Exercise directions: Look through the lines below and extract any with the word "duradero".

[Saved entries]

= = =

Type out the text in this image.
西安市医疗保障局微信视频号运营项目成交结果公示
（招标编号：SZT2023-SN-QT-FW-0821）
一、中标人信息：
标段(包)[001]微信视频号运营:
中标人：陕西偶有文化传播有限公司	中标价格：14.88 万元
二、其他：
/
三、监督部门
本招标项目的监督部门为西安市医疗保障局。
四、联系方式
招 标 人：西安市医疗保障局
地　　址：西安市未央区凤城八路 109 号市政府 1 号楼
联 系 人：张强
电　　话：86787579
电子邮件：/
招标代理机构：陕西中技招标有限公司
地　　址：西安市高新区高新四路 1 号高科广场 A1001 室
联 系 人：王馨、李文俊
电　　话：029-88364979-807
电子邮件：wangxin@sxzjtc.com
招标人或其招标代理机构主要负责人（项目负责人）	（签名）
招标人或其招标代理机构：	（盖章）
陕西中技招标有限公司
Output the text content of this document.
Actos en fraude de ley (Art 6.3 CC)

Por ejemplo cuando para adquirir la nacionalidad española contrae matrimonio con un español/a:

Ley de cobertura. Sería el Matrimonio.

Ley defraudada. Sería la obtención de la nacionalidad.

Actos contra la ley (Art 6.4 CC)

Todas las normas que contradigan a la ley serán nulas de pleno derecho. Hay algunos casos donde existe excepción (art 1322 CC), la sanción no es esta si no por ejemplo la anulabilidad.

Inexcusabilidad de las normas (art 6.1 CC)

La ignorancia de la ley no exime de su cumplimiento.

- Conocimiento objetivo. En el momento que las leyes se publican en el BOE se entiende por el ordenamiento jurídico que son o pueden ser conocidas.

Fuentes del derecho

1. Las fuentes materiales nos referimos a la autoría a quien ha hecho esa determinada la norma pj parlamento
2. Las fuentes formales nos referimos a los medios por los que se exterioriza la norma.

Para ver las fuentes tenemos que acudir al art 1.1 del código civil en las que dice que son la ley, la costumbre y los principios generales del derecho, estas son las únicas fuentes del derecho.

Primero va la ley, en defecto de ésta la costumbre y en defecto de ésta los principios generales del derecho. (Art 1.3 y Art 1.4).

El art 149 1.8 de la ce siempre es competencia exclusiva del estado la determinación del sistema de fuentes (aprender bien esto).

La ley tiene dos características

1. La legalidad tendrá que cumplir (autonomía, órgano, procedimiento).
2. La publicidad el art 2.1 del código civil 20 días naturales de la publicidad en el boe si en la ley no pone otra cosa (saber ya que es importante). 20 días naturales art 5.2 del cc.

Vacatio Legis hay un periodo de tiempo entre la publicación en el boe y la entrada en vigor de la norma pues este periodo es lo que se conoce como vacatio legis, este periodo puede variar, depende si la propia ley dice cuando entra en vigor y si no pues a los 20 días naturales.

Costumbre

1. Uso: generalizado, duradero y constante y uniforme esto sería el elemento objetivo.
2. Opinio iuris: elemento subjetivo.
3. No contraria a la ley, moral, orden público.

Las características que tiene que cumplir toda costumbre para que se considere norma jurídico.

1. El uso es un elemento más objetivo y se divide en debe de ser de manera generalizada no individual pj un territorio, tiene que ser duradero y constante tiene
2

= = =

Exercise solution:
1. Uso: generalizado, duradero y constante y uniforme esto sería el elemento objetivo.
1. El uso es un elemento más objetivo y se divide en debe de ser de manera generalizada no individual pj un territorio, tiene que ser duradero y constante tiene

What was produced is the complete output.